## LISTED ENTRIES
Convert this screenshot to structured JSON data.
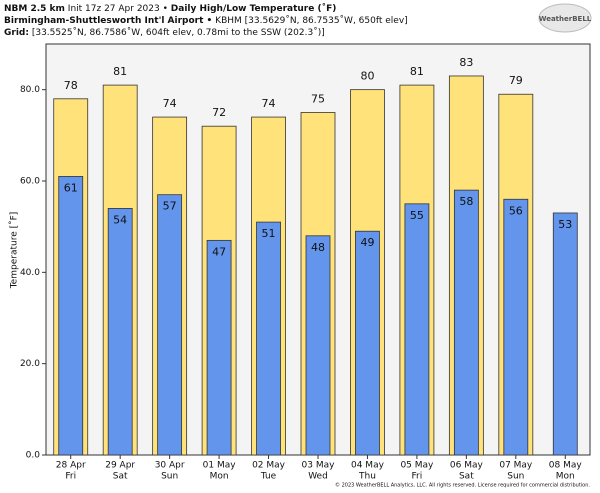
{
  "header": {
    "model": "NBM 2.5 km",
    "init": "Init 17z 27 Apr 2023 •",
    "title": "Daily High/Low Temperature (˚F)",
    "location": "Birmingham-Shuttlesworth Int'l Airport •",
    "station": "KBHM [33.5629˚N, 86.7535˚W, 650ft elev]",
    "grid_label": "Grid:",
    "grid": "[33.5525˚N, 86.7586˚W, 604ft elev, 0.78mi to the SSW (202.3˚)]",
    "logo": "WeatherBELL"
  },
  "footer": "© 2023 WeatherBELL Analytics, LLC. All rights reserved. License required for commercial distribution.",
  "chart_data": {
    "type": "bar",
    "y_label": "Temperature [˚F]",
    "categories": [
      "28 Apr",
      "29 Apr",
      "30 Apr",
      "01 May",
      "02 May",
      "03 May",
      "04 May",
      "05 May",
      "06 May",
      "07 May",
      "08 May"
    ],
    "weekdays": [
      "Fri",
      "Sat",
      "Sun",
      "Mon",
      "Tue",
      "Wed",
      "Thu",
      "Fri",
      "Sat",
      "Sun",
      "Mon"
    ],
    "series": [
      {
        "color": "#ffe27a",
        "values": [
          78,
          81,
          74,
          72,
          74,
          75,
          80,
          81,
          83,
          79,
          null
        ]
      },
      {
        "color": "#6495ed",
        "values": [
          61,
          54,
          57,
          47,
          51,
          48,
          49,
          55,
          58,
          56,
          53
        ]
      }
    ],
    "ylim": [
      0,
      90
    ],
    "yticks": [
      {
        "value": 0,
        "label": "0.0"
      },
      {
        "value": 20,
        "label": "20.0"
      },
      {
        "value": 40,
        "label": "40.0"
      },
      {
        "value": 60,
        "label": "60.0"
      },
      {
        "value": 80,
        "label": "80.0"
      }
    ]
  }
}
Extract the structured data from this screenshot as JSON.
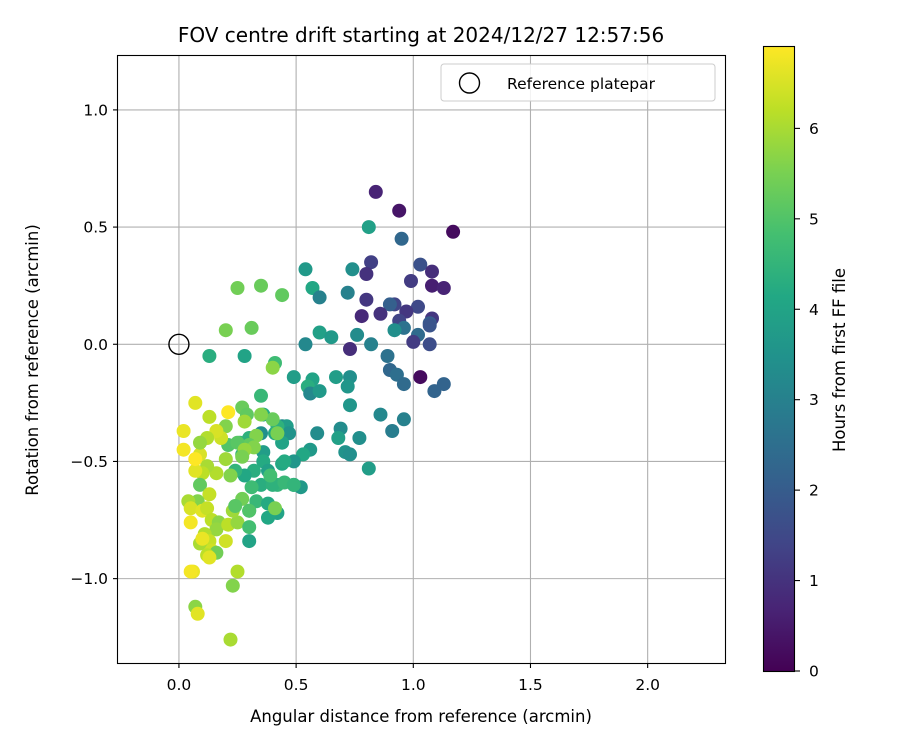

## EXERCISE DESCRIPTION
Copy the material exactly. Do not include the pictures.

## RESULT
Convert this screenshot to structured JSON data.
{
  "header": {
    "model": "NBM 2.5 km",
    "init": "Init 17z 27 Apr 2023 •",
    "title": "Daily High/Low Temperature (˚F)",
    "location": "Birmingham-Shuttlesworth Int'l Airport •",
    "station": "KBHM [33.5629˚N, 86.7535˚W, 650ft elev]",
    "grid_label": "Grid:",
    "grid": "[33.5525˚N, 86.7586˚W, 604ft elev, 0.78mi to the SSW (202.3˚)]",
    "logo": "WeatherBELL"
  },
  "footer": "© 2023 WeatherBELL Analytics, LLC. All rights reserved. License required for commercial distribution.",
  "chart_data": {
    "type": "bar",
    "y_label": "Temperature [˚F]",
    "categories": [
      "28 Apr",
      "29 Apr",
      "30 Apr",
      "01 May",
      "02 May",
      "03 May",
      "04 May",
      "05 May",
      "06 May",
      "07 May",
      "08 May"
    ],
    "weekdays": [
      "Fri",
      "Sat",
      "Sun",
      "Mon",
      "Tue",
      "Wed",
      "Thu",
      "Fri",
      "Sat",
      "Sun",
      "Mon"
    ],
    "series": [
      {
        "color": "#ffe27a",
        "values": [
          78,
          81,
          74,
          72,
          74,
          75,
          80,
          81,
          83,
          79,
          null
        ]
      },
      {
        "color": "#6495ed",
        "values": [
          61,
          54,
          57,
          47,
          51,
          48,
          49,
          55,
          58,
          56,
          53
        ]
      }
    ],
    "ylim": [
      0,
      90
    ],
    "yticks": [
      {
        "value": 0,
        "label": "0.0"
      },
      {
        "value": 20,
        "label": "20.0"
      },
      {
        "value": 40,
        "label": "40.0"
      },
      {
        "value": 60,
        "label": "60.0"
      },
      {
        "value": 80,
        "label": "80.0"
      }
    ]
  }
}
Extract the structured data from this screenshot as JSON.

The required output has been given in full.